— START OF Given records —

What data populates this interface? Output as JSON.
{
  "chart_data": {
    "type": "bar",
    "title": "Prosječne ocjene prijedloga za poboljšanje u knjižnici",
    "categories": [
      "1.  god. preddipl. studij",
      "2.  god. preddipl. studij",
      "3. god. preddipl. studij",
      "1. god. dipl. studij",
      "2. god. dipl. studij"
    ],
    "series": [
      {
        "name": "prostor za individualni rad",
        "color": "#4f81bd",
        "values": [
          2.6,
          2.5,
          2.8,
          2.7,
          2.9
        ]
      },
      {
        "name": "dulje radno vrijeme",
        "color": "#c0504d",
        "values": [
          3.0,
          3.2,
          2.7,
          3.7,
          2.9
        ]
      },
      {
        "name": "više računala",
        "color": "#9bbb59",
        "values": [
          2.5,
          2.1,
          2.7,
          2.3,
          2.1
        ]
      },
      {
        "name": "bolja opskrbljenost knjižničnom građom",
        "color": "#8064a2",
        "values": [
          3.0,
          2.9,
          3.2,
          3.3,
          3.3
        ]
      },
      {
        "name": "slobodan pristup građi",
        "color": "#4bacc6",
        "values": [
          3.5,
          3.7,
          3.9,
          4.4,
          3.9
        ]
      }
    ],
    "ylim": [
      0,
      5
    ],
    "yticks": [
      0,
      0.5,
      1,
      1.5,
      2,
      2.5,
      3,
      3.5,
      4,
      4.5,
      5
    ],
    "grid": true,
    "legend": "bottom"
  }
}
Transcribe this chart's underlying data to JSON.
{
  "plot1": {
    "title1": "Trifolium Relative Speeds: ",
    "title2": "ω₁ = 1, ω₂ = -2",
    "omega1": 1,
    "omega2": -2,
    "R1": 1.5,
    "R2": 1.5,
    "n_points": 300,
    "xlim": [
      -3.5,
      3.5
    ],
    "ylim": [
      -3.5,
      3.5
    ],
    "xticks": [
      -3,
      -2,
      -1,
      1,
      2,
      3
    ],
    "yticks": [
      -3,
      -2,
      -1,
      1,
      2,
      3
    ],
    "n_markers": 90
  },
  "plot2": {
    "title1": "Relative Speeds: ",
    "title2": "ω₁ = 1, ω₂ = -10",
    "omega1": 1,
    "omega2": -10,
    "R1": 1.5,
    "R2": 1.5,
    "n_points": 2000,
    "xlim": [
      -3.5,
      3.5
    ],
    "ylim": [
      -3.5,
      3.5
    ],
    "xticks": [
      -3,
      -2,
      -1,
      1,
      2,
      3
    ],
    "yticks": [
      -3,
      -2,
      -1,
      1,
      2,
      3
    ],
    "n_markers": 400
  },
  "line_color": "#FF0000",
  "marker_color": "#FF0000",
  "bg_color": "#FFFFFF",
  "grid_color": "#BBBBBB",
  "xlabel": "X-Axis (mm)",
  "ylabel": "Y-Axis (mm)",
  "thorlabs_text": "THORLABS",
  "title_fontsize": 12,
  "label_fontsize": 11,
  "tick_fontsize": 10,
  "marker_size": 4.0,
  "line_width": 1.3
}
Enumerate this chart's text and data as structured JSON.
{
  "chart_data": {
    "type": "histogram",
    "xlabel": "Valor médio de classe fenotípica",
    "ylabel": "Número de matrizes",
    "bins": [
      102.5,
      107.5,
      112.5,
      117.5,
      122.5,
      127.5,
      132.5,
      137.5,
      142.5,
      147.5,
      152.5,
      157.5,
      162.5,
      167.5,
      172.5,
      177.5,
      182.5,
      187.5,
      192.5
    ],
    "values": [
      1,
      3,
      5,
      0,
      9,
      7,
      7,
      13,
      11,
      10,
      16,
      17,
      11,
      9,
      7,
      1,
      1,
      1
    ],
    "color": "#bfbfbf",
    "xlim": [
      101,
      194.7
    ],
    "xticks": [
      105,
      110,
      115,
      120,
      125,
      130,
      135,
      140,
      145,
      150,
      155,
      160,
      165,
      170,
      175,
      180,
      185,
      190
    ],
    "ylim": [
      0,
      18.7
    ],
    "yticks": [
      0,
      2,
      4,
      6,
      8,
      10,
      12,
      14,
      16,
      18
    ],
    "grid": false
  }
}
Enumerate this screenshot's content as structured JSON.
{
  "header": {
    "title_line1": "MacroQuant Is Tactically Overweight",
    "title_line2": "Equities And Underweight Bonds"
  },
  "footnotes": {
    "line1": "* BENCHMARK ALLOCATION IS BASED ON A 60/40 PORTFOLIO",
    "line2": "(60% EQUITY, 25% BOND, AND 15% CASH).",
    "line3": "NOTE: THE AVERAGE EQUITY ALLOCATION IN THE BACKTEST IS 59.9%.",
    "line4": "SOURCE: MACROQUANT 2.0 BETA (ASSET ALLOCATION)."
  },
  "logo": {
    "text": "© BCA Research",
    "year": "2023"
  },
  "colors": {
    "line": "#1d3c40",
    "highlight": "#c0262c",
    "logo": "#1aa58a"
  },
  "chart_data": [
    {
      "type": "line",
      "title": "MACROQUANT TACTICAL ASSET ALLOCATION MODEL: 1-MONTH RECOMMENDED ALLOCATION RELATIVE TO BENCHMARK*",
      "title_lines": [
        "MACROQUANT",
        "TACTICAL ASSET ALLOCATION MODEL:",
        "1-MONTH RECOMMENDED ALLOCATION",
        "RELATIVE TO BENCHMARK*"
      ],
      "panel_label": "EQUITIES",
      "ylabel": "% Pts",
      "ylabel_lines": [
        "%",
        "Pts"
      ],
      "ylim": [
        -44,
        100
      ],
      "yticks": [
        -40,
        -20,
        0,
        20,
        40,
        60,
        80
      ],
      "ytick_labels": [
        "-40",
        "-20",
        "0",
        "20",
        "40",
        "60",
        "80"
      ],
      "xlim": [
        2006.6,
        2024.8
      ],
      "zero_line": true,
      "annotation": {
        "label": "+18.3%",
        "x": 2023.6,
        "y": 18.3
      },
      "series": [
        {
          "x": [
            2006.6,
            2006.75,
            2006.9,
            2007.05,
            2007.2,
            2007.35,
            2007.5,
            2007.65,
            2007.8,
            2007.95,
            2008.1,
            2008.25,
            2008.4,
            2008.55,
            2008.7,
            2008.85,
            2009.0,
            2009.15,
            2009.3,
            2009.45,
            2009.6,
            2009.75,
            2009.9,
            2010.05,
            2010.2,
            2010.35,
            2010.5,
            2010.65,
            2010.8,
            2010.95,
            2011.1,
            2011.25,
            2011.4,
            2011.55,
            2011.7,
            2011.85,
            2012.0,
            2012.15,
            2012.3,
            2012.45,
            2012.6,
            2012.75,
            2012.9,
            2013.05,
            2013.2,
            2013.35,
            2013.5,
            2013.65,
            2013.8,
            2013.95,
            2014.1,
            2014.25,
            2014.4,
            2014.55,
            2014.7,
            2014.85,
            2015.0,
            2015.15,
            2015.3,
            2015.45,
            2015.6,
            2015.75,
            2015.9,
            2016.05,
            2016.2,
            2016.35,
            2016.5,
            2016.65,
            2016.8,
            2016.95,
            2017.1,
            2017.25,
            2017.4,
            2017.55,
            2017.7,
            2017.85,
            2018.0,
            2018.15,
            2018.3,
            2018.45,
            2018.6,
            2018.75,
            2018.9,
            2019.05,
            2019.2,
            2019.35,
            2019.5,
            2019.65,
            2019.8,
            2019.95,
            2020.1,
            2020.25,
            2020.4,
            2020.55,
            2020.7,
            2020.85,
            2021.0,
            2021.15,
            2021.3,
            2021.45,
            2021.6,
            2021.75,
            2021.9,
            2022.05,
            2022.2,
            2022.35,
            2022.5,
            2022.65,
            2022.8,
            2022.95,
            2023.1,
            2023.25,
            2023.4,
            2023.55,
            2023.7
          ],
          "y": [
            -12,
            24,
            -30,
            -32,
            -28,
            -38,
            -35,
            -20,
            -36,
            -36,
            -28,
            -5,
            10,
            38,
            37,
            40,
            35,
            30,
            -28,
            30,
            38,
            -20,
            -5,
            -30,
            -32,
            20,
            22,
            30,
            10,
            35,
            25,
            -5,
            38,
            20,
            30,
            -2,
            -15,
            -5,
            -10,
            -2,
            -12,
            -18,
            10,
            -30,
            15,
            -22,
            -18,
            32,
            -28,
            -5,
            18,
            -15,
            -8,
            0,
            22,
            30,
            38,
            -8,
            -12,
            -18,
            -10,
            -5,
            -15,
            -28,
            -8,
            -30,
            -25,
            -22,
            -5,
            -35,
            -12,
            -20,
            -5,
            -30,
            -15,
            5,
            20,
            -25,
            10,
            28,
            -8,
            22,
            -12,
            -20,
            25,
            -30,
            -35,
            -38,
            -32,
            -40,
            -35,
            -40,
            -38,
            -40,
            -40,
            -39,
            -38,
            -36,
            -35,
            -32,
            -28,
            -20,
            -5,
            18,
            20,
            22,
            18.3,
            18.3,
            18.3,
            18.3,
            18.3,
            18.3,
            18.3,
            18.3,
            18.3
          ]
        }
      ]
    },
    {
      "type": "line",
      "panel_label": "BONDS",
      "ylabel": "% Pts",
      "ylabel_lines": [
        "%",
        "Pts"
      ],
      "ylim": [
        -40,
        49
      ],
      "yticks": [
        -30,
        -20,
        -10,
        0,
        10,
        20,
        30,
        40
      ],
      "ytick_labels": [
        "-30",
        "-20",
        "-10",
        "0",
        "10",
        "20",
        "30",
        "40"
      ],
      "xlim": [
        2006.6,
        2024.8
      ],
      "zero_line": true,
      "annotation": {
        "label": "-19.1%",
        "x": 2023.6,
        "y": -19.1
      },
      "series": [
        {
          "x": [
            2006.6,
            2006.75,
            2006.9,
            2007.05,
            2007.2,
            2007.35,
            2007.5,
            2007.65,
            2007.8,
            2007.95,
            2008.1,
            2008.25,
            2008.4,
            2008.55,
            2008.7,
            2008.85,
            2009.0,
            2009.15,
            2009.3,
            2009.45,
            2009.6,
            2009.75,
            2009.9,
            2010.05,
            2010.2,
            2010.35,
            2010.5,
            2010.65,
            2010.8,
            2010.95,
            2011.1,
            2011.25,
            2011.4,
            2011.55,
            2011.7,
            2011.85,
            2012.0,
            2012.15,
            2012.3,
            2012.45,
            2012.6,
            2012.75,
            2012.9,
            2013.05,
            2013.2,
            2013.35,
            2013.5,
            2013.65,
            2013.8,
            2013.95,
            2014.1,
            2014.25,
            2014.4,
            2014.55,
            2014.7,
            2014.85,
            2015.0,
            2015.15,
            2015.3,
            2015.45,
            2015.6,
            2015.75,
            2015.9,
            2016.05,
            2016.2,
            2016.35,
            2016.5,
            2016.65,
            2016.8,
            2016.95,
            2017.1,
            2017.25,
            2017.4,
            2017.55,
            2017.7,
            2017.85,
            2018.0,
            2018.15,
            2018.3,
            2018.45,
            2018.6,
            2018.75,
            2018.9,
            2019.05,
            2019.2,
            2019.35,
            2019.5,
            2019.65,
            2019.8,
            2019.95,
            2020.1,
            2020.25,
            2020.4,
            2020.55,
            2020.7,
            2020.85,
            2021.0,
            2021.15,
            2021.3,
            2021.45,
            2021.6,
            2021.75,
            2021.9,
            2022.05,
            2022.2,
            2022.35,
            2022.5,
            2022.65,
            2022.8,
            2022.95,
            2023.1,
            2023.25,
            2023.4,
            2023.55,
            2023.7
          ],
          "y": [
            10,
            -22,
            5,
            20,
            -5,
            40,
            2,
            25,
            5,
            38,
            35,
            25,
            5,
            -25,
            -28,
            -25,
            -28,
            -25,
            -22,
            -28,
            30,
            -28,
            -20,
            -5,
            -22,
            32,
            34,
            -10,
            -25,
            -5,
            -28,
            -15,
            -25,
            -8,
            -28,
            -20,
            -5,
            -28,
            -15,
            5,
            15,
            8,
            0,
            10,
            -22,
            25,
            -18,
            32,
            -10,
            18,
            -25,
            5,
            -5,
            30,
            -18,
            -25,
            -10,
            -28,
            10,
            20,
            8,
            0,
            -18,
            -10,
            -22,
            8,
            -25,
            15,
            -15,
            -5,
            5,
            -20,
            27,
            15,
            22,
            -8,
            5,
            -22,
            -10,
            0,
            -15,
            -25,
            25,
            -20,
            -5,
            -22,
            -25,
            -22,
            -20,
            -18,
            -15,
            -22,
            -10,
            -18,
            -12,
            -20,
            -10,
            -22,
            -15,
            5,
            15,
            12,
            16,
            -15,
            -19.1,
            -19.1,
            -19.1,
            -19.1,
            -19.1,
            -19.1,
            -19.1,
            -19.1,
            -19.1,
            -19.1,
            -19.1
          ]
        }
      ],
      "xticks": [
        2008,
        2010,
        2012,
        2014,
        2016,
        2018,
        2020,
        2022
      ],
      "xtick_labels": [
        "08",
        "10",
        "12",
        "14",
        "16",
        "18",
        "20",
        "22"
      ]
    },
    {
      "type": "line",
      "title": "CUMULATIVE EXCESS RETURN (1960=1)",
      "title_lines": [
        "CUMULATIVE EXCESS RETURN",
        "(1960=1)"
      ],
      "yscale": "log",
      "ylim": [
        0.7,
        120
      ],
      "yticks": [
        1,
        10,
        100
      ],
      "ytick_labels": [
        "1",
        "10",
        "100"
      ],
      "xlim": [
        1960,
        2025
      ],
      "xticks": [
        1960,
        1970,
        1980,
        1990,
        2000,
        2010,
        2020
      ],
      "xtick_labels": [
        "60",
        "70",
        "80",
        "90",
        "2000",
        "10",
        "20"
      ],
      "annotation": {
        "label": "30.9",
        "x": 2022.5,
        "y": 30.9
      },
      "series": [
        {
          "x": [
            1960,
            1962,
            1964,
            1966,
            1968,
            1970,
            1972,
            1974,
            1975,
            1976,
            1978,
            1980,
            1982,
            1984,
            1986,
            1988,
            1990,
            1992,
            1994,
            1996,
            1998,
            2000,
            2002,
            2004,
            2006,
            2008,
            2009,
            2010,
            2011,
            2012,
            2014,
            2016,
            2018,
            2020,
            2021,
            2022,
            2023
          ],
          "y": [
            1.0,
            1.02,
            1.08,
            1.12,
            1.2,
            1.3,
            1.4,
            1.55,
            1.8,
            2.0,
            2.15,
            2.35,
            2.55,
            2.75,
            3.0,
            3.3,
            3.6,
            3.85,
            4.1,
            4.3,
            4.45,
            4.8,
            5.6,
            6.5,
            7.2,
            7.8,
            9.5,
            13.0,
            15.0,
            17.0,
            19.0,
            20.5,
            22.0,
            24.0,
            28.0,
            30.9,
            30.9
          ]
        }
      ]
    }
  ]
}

— END OF Given records —

Return all lines of the material above in which the word "this" occurs.

## Exercise output:
What data populates this interface? Output as JSON.
Transcribe this chart's underlying data to JSON.
Enumerate this chart's text and data as structured JSON.
Enumerate this screenshot's content as structured JSON.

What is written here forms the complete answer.